**COMPLETA QUANTO SEGUE:**
1. Nell'articolo sul crollo di Porto Cesareo, quale gesto bastò a innescare l'esplosione?
2. Scrivi il seguito dell'articolo sull'esplosione di Porto Cesareo, riprendendo dopo l'ultima frase.

**BRANO SCELTO:**
◆ ◆ ◆ ◆ ◆
Crollo in casa dopo l’esplosione: tre indagati

PORTO CESAREO- Era il 17 gennaio del 2015 quando l’improvvisa esplosione di una bombola di gas causò un incendio e il crollo parziale di un’abitazione di via Zuccaro a Porto Cesareo. Dentro due coniugi, marito e moglie di Sulmona, che nell’appartamento stavano trascorrendo qualche giorno di vacanza. Quella sera era bastata l’accensione di un interruttore per innescare l’ esplosione, dato che l’ambiente era completamente saturo di gas.

Dopo un anno e mezzo dall’episodio arriva la conclusione indagini per tre persone: si tratta di Andrea Costantini, 64enne di Roma, direttore per il Sud Italia della società Liquigas, produttrice di Gpl in bombole; Antonio Fernando Giaccari, 62 anni di Nardò, che vendette e installò la bombola probabilmente difettosa e, infine, Antonio Zizzi, 54enne di Leverano, proprietario dell’abitazione.
◆ ◆ ◆ ◆ ◆
**DATI:**
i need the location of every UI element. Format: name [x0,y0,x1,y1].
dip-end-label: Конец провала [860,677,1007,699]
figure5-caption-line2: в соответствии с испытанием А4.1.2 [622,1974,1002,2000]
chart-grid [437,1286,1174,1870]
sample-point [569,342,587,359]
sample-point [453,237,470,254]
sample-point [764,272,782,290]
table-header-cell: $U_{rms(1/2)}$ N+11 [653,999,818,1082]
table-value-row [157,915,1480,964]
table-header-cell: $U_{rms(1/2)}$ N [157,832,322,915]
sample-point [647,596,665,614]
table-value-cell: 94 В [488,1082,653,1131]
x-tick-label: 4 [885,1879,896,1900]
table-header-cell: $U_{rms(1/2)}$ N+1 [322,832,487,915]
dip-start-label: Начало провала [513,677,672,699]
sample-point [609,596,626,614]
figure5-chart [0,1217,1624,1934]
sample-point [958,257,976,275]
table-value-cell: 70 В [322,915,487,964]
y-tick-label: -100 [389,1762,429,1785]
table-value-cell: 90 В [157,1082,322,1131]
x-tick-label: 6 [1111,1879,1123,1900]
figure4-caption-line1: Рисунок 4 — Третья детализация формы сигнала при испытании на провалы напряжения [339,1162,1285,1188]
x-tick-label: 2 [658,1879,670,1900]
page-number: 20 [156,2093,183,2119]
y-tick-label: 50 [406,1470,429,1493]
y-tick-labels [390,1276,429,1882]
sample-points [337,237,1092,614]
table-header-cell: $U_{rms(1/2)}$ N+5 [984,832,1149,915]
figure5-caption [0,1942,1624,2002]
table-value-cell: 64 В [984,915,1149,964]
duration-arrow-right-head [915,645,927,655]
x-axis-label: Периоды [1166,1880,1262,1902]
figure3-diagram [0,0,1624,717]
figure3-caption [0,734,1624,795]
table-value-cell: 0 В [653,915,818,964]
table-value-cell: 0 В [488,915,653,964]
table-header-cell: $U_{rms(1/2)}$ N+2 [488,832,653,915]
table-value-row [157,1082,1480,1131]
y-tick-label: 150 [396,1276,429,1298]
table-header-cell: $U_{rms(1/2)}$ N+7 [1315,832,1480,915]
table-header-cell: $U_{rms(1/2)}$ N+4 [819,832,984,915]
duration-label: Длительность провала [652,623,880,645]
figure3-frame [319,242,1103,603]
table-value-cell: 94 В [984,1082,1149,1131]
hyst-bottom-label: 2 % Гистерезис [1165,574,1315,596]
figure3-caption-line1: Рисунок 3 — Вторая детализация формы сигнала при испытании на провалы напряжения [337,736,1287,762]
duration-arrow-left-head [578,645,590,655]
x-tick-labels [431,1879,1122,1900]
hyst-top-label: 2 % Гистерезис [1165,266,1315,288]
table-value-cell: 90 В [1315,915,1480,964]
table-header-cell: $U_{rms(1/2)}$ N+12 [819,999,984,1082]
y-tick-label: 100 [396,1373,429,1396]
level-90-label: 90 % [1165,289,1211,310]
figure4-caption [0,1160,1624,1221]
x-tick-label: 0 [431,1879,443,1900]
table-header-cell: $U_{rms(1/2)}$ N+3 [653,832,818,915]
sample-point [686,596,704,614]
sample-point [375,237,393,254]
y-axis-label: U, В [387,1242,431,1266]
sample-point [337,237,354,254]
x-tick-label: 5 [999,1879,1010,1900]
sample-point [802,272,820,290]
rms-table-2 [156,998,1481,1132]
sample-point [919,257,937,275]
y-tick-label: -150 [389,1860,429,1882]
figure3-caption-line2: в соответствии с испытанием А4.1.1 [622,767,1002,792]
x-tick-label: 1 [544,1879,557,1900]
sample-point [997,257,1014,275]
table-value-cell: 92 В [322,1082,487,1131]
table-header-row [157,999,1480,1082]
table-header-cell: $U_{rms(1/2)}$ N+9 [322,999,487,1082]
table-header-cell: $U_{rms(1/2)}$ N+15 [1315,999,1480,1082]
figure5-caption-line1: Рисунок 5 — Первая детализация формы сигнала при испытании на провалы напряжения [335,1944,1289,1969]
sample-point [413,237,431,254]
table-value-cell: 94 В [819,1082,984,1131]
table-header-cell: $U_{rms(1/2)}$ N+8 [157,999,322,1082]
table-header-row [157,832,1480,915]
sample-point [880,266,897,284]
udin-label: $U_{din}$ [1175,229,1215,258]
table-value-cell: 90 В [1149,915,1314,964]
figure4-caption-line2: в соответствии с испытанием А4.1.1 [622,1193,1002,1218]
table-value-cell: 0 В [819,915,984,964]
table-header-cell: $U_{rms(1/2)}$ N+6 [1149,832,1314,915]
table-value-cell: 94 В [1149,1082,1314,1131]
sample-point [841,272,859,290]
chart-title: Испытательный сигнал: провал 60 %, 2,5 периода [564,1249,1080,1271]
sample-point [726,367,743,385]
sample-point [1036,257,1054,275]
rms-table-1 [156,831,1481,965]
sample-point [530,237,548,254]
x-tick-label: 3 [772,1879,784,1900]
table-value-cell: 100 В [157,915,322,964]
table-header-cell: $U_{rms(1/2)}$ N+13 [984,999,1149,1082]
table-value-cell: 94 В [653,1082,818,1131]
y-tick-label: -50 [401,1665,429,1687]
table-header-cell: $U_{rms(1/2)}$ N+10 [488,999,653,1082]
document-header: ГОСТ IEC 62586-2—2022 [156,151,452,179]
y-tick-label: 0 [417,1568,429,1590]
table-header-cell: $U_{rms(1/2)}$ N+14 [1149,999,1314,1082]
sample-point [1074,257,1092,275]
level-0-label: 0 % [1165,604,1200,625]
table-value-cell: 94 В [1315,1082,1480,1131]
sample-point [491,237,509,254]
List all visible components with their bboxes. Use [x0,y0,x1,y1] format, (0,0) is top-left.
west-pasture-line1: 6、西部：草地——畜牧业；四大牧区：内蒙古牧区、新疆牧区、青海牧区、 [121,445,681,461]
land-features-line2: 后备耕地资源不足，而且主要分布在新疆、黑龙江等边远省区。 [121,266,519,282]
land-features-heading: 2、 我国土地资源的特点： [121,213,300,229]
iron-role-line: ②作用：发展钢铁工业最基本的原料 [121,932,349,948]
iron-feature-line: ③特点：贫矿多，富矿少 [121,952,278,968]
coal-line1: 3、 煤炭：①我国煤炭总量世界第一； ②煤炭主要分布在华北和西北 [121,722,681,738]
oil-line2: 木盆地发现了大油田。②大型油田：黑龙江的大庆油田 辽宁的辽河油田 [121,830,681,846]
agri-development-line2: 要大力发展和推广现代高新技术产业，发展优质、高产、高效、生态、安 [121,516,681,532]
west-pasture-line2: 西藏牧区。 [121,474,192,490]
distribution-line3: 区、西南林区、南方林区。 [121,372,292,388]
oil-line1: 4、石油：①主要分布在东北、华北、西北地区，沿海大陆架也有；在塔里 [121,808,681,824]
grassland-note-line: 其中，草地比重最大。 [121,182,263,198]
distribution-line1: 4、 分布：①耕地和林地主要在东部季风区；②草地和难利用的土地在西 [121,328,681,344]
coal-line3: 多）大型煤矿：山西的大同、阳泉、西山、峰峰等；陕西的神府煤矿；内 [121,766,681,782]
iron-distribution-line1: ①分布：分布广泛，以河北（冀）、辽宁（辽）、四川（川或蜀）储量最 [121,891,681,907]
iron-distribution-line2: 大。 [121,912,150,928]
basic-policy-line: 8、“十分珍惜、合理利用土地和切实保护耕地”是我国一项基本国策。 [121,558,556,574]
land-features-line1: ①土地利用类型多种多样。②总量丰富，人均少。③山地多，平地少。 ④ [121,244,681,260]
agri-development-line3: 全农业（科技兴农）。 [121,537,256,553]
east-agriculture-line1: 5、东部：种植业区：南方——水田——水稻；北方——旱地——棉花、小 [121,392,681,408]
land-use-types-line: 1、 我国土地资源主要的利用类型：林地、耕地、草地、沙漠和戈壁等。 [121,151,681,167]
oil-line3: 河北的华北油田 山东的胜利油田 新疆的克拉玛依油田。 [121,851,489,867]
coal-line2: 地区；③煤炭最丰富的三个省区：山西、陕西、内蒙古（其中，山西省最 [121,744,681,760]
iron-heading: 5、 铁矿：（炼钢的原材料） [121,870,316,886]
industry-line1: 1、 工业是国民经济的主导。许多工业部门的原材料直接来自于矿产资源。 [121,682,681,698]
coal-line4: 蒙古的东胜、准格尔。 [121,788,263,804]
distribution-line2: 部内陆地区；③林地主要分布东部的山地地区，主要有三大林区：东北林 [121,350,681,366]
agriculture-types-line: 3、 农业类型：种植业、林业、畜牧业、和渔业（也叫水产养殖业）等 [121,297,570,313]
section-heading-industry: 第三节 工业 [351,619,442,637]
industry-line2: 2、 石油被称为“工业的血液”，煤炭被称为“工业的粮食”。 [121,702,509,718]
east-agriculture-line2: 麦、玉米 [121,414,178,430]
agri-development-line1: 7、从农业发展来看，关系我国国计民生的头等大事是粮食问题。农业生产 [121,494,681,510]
◆ ◆ ◆ ◆ ◆
**SOLUZIONI:**
1. L'accensione di un interruttore, in un ambiente completamente saturo di gas.

2.
Il primo è accusato di aver prodotto e messo in commercio la bombola gpl da 15 chili difettosa nel rubinetto di chiusura perché non impediva la completa fuoriuscita di gas. Giaccari è accusato di averla installata in un alloggiamento non adatto perché troppo stretto, non consentendo il ricircolo dell’aria e di non essersi accorto della perdita di gas. Il proprietario dell’abitazione è invece accusato di non aver effettuato un’adeguata manutenzione, omettendo di verificare la corretta tenuta del circuito di collegamento tra la bombola e il piano della cucina, che presentava dei punti di perdita di gas.

Per questo la breve vacanza nel Salento per angelo d’amato di 73 anni e giuseppina gaffoglio di 76 , che solo qualche ora prima avevano assistito all’accensione della focara a novoli, si era trasformata in un incubo. Entrambi, investiti in pieno dall’esplosione, finirono in ospedale in prognosi riservata. Con ustioni multiple in tutto il corpo. Il 73enne rimase in ospedale per un mese, la moglie per due mesi e mezzo e fu sottoposta a tre interventi chirurgici. Le indagini sono state effettuate dai carabinieri di Campi e coordinate dal Pm Emilio Arnesano. Gli indagati sono difesi dagli avvocati Fabrizio Lemme, Andrea Sambati, Chiara Lorenzoni, Mauro Calò, Andrea Bianco.